[Records from a dataset]
┄┄┄┄┄┄
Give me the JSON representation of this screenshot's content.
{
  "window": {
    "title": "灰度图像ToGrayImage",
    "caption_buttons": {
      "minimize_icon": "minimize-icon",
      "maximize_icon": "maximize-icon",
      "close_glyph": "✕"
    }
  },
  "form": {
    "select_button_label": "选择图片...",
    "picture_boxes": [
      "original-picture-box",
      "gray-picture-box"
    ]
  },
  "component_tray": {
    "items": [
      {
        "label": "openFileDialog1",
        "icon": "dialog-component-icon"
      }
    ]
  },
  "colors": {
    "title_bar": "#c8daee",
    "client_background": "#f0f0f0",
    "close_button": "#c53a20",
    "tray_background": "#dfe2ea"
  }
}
┄┄┄┄┄┄
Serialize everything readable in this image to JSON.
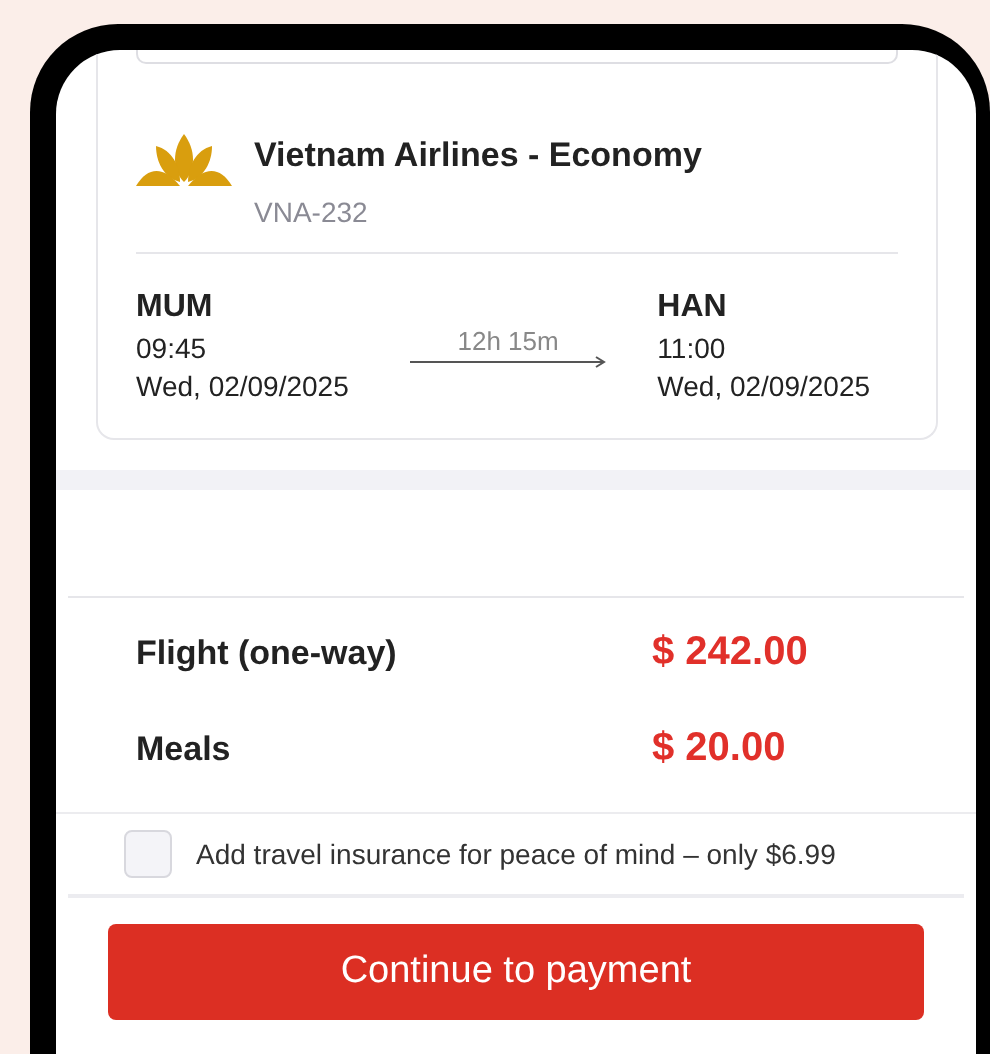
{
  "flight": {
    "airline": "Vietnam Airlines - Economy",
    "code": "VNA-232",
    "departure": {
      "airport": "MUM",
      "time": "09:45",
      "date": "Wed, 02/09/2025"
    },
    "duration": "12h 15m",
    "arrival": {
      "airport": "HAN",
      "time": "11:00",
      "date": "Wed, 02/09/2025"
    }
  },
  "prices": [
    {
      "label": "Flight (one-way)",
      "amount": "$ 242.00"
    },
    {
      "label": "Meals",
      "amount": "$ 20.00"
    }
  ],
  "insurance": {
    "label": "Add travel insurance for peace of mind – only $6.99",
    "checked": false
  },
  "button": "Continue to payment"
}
┄┄┄┄┄┄
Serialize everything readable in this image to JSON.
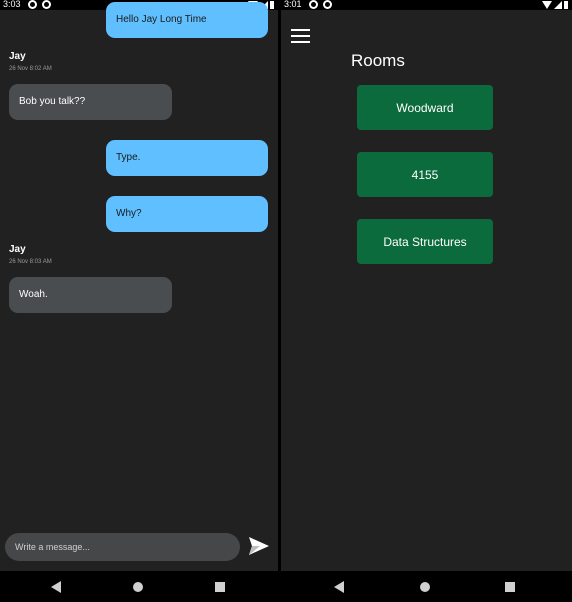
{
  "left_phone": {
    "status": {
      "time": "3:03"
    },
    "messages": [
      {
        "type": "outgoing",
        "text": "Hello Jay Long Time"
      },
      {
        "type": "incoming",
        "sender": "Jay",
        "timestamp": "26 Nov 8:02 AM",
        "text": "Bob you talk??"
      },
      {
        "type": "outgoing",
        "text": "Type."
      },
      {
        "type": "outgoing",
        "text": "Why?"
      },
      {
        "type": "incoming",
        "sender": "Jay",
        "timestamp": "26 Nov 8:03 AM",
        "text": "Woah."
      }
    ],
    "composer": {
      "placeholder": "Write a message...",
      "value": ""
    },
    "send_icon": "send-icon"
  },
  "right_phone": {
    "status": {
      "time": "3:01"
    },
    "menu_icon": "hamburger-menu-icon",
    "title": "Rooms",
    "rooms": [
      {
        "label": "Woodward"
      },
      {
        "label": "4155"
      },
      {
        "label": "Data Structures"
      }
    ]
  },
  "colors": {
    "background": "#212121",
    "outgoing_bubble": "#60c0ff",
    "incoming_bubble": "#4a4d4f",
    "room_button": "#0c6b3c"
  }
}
┄┄┄┄┄┄
From the entries above, copy every line where the word "timestamp" shows up.

- Solution below
        "timestamp": "26 Nov 8:02 AM",
        "timestamp": "26 Nov 8:03 AM",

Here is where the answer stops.